Task objective: Print the data exactly, leaving nothing out.

Data for this exercise:
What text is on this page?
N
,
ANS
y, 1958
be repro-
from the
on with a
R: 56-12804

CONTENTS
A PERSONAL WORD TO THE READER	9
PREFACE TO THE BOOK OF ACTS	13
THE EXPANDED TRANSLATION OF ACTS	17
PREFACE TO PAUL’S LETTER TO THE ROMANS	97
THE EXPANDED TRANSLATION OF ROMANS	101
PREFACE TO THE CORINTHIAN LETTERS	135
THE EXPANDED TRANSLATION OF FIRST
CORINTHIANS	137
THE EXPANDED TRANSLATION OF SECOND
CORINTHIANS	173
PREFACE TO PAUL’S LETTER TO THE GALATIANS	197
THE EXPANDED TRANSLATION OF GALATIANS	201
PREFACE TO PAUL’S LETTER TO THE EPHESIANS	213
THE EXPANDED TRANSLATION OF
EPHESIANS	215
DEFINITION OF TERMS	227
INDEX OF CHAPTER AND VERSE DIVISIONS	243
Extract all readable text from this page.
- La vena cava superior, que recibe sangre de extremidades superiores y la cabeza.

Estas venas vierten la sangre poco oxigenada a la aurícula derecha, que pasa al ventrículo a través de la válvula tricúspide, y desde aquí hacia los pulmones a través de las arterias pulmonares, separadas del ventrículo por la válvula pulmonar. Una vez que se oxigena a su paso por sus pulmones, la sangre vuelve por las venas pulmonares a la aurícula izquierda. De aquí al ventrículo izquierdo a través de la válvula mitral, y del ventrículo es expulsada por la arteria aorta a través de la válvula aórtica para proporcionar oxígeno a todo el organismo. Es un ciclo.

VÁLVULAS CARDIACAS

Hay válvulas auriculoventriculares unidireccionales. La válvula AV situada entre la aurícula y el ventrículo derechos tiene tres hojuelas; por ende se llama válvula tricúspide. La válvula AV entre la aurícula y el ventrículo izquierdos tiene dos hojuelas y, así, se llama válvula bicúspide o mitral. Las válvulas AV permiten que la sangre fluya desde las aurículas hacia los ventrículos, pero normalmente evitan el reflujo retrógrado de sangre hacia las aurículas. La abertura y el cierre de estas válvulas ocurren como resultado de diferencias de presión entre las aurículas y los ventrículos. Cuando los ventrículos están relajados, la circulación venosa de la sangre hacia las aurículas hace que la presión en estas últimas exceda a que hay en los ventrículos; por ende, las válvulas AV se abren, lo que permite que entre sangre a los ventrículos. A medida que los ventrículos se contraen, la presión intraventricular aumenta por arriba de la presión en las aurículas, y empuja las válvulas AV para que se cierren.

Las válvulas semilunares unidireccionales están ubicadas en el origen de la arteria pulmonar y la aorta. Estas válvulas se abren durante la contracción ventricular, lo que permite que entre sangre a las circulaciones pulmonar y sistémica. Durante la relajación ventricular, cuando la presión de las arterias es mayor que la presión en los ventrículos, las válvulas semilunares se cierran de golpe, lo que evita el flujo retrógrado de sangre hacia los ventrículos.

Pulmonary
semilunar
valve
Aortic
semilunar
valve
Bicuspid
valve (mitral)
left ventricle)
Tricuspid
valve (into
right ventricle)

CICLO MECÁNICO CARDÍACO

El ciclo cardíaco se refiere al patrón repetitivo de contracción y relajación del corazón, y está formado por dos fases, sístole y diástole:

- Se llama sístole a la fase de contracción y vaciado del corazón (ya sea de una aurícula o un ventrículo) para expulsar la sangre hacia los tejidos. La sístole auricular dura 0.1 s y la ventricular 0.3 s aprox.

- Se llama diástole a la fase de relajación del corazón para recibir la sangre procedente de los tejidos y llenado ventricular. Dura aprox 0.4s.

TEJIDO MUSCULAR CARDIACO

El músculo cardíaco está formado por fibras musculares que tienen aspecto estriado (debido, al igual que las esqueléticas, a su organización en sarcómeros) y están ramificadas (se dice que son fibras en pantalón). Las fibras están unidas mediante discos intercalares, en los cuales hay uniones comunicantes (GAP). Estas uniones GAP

Written solution:
What text is on this page?
N
,
ANS
y, 1958
be repro-
from the
on with a
R: 56-12804

CONTENTS
A PERSONAL WORD TO THE READER	9
PREFACE TO THE BOOK OF ACTS	13
THE EXPANDED TRANSLATION OF ACTS	17
PREFACE TO PAUL’S LETTER TO THE ROMANS	97
THE EXPANDED TRANSLATION OF ROMANS	101
PREFACE TO THE CORINTHIAN LETTERS	135
THE EXPANDED TRANSLATION OF FIRST
CORINTHIANS	137
THE EXPANDED TRANSLATION OF SECOND
CORINTHIANS	173
PREFACE TO PAUL’S LETTER TO THE GALATIANS	197
THE EXPANDED TRANSLATION OF GALATIANS	201
PREFACE TO PAUL’S LETTER TO THE EPHESIANS	213
THE EXPANDED TRANSLATION OF
EPHESIANS	215
DEFINITION OF TERMS	227
INDEX OF CHAPTER AND VERSE DIVISIONS	243
Extract all readable text from this page.
- La vena cava superior, que recibe sangre de extremidades superiores y la cabeza.

Estas venas vierten la sangre poco oxigenada a la aurícula derecha, que pasa al ventrículo a través de la válvula tricúspide, y desde aquí hacia los pulmones a través de las arterias pulmonares, separadas del ventrículo por la válvula pulmonar. Una vez que se oxigena a su paso por sus pulmones, la sangre vuelve por las venas pulmonares a la aurícula izquierda. De aquí al ventrículo izquierdo a través de la válvula mitral, y del ventrículo es expulsada por la arteria aorta a través de la válvula aórtica para proporcionar oxígeno a todo el organismo. Es un ciclo.

VÁLVULAS CARDIACAS

Hay válvulas auriculoventriculares unidireccionales. La válvula AV situada entre la aurícula y el ventrículo derechos tiene tres hojuelas; por ende se llama válvula tricúspide. La válvula AV entre la aurícula y el ventrículo izquierdos tiene dos hojuelas y, así, se llama válvula bicúspide o mitral. Las válvulas AV permiten que la sangre fluya desde las aurículas hacia los ventrículos, pero normalmente evitan el reflujo retrógrado de sangre hacia las aurículas. La abertura y el cierre de estas válvulas ocurren como resultado de diferencias de presión entre las aurículas y los ventrículos. Cuando los ventrículos están relajados, la circulación venosa de la sangre hacia las aurículas hace que la presión en estas últimas exceda a que hay en los ventrículos; por ende, las válvulas AV se abren, lo que permite que entre sangre a los ventrículos. A medida que los ventrículos se contraen, la presión intraventricular aumenta por arriba de la presión en las aurículas, y empuja las válvulas AV para que se cierren.

Las válvulas semilunares unidireccionales están ubicadas en el origen de la arteria pulmonar y la aorta. Estas válvulas se abren durante la contracción ventricular, lo que permite que entre sangre a las circulaciones pulmonar y sistémica. Durante la relajación ventricular, cuando la presión de las arterias es mayor que la presión en los ventrículos, las válvulas semilunares se cierran de golpe, lo que evita el flujo retrógrado de sangre hacia los ventrículos.

Pulmonary
semilunar
valve
Aortic
semilunar
valve
Bicuspid
valve (mitral)
left ventricle)
Tricuspid
valve (into
right ventricle)

CICLO MECÁNICO CARDÍACO

El ciclo cardíaco se refiere al patrón repetitivo de contracción y relajación del corazón, y está formado por dos fases, sístole y diástole:

- Se llama sístole a la fase de contracción y vaciado del corazón (ya sea de una aurícula o un ventrículo) para expulsar la sangre hacia los tejidos. La sístole auricular dura 0.1 s y la ventricular 0.3 s aprox.

- Se llama diástole a la fase de relajación del corazón para recibir la sangre procedente de los tejidos y llenado ventricular. Dura aprox 0.4s.

TEJIDO MUSCULAR CARDIACO

El músculo cardíaco está formado por fibras musculares que tienen aspecto estriado (debido, al igual que las esqueléticas, a su organización en sarcómeros) y están ramificadas (se dice que son fibras en pantalón). Las fibras están unidas mediante discos intercalares, en los cuales hay uniones comunicantes (GAP). Estas uniones GAP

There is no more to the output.